*** PASSAGE FOR REVIEW ***
Expression of GR-α and HDAC2 in steroid-Sensitive and steroid-Insensitive interstitial lung disease

Abstract

BackgroundCorticosteroid is one of the main treatments for interstitial lung disease (ILD). Cryptogenic-organizing pneumonia (COP) is sensitive to corticosteroid therapy, whereas idiopathic pulmonary fibrosis (IPF) is not. Glucocorticoid receptor-α (GR-α) and histone deacetylase 2 (HDAC2) play critical roles in the sensitivity to corticosteroid therapy; however, it is unclear whether HDAC2 and/or GR-α are expressed in the lung tissues of patients with COP and/or IPF. Possible aberrant expressions of HDAC2 and GR-α in IPF and COP were investigated in the current study. MethodsLung tissue samples were obtained from patients with COP (n = 9), IPF (n = 8), pulmonary abscesses (n = 7), or pulmonary inflammatory pseudotumors (n = 6) before corticosteroid treatment, as well as from control subjects (n = 10). The expression of GR-α, HDAC2, PI3K-δ, and NF-κBp65 in the samples was assessed by immunohistochemistry. ResultsGR-α expression was the same in lung tissues from COP patients and control subjects, but was significantly lower in lung tissue from IPF. In addition, HDAC2 was significantly higher in lung tissues of COP patients compared to both IPF and control subjects. Furthermore, the transcription factor NF-κBp65 was significantly lower in lung tissues from both COP and control compared to IPF subjects, whereas there was no difference in NF-κBp65 when comparing tissues from COP patients to controls. HDAC2 and GR-α were negatively correlated with NF-κBp65 in COP lung tissue. ConclusionHDAC2 and GR-α expression in lung tissues are potential biomarkers for predicting corticosteroid sensitivity when initially treating COP and IPF, as well as other forms of ILD.
*** End of PASSAGE FOR REVIEW ***
* TASKS:
A – According to the abstract, what method was used to assess the expression of GR-α, HDAC2, PI3K-δ, and NF-κBp65 in the lung tissue samples?
B – Using the abstract, explain why the study examined GR-α and HDAC2 expression in lung tissue from patients with COP and IPF.
*** DATA FOR REVIEW ***
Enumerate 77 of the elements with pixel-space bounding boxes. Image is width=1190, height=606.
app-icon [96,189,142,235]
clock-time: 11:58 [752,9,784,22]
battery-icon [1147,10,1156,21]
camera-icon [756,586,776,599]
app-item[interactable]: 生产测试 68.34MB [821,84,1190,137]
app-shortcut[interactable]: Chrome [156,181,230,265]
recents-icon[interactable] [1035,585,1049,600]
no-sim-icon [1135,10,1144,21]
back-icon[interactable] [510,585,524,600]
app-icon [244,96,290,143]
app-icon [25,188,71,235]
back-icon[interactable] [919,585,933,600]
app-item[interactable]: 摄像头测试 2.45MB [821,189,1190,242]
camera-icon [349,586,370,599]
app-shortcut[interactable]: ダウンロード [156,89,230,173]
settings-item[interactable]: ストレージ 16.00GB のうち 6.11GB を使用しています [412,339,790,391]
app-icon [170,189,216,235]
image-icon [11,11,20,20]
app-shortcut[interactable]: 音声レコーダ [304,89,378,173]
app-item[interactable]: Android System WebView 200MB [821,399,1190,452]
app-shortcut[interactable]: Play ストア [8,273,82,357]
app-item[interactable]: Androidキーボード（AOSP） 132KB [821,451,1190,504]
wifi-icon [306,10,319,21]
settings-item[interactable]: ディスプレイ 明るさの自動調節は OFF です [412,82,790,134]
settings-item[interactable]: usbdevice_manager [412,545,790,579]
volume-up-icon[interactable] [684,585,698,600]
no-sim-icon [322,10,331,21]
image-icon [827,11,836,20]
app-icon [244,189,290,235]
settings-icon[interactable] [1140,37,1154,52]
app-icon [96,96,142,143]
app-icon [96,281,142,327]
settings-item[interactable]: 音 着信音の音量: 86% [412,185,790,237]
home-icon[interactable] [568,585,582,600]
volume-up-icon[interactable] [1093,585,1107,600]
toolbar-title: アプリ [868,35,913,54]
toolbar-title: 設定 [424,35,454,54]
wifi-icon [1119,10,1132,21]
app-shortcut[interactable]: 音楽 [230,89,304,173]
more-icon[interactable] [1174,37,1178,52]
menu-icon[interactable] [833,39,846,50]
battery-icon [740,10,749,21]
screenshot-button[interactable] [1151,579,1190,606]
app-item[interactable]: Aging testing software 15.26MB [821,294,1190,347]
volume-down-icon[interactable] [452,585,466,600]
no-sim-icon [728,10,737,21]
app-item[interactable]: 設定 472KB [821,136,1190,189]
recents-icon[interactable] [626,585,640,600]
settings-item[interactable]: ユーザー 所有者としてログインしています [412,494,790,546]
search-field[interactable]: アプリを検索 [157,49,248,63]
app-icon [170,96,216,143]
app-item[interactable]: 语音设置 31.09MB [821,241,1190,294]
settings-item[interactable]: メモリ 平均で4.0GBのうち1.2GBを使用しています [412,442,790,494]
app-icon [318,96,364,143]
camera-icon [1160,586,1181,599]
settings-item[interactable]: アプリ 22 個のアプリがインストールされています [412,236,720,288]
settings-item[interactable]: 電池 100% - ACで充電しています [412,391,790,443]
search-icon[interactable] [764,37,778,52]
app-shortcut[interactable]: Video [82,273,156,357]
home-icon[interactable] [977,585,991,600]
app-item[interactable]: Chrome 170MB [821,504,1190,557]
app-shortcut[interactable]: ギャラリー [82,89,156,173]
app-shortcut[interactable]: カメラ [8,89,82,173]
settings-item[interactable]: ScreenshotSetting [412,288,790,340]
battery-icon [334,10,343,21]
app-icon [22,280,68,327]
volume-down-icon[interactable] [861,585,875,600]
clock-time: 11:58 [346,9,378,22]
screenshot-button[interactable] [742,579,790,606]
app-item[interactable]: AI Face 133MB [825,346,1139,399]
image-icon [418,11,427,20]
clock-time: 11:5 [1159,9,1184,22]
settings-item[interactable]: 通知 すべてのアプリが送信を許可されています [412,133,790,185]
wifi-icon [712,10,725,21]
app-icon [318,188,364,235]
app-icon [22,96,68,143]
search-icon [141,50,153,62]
*** End of DATA FOR REVIEW ***
* ANSWERS GIVEN:
A – Immunohistochemistry was used.

B – GR-α and HDAC2 play critical roles in sensitivity to corticosteroid therapy, and COP responds to corticosteroids while IPF does not. It was unclear whether these two proteins are expressed in the lung tissues of patients with COP or IPF, so the study investigated possible aberrant expression of them in both diseases.